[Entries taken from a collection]

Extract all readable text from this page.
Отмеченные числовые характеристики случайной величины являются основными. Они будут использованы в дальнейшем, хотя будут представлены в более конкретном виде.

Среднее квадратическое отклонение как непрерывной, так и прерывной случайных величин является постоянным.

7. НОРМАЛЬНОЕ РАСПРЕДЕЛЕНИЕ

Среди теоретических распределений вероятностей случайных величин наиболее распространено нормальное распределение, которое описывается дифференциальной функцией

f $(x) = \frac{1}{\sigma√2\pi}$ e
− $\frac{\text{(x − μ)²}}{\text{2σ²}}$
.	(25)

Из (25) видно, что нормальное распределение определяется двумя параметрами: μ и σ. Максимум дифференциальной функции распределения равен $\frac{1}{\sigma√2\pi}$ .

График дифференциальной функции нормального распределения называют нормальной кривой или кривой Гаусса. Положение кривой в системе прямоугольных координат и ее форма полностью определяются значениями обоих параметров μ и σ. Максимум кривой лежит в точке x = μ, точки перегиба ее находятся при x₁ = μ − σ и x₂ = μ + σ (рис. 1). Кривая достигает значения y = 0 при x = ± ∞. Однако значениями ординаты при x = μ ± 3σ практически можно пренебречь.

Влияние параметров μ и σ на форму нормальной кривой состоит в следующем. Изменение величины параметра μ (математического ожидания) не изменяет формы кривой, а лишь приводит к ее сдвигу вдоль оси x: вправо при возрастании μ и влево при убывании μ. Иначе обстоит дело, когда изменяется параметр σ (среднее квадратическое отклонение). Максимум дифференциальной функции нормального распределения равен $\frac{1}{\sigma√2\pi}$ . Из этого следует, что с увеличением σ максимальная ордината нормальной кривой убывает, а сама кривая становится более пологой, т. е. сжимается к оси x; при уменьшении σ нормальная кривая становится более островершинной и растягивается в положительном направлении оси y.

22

:: Task goal ::
Produce an exact copy of every entry above.

:: Solution to the exercise ::
Extract all readable text from this page.
Отмеченные числовые характеристики случайной величины являются основными. Они будут использованы в дальнейшем, хотя будут представлены в более конкретном виде.

Среднее квадратическое отклонение как непрерывной, так и прерывной случайных величин является постоянным.

7. НОРМАЛЬНОЕ РАСПРЕДЕЛЕНИЕ

Среди теоретических распределений вероятностей случайных величин наиболее распространено нормальное распределение, которое описывается дифференциальной функцией

f $(x) = \frac{1}{\sigma√2\pi}$ e
− $\frac{\text{(x − μ)²}}{\text{2σ²}}$
.	(25)

Из (25) видно, что нормальное распределение определяется двумя параметрами: μ и σ. Максимум дифференциальной функции распределения равен $\frac{1}{\sigma√2\pi}$ .

График дифференциальной функции нормального распределения называют нормальной кривой или кривой Гаусса. Положение кривой в системе прямоугольных координат и ее форма полностью определяются значениями обоих параметров μ и σ. Максимум кривой лежит в точке x = μ, точки перегиба ее находятся при x₁ = μ − σ и x₂ = μ + σ (рис. 1). Кривая достигает значения y = 0 при x = ± ∞. Однако значениями ординаты при x = μ ± 3σ практически можно пренебречь.

Влияние параметров μ и σ на форму нормальной кривой состоит в следующем. Изменение величины параметра μ (математического ожидания) не изменяет формы кривой, а лишь приводит к ее сдвигу вдоль оси x: вправо при возрастании μ и влево при убывании μ. Иначе обстоит дело, когда изменяется параметр σ (среднее квадратическое отклонение). Максимум дифференциальной функции нормального распределения равен $\frac{1}{\sigma√2\pi}$ . Из этого следует, что с увеличением σ максимальная ордината нормальной кривой убывает, а сама кривая становится более пологой, т. е. сжимается к оси x; при уменьшении σ нормальная кривая становится более островершинной и растягивается в положительном направлении оси y.

22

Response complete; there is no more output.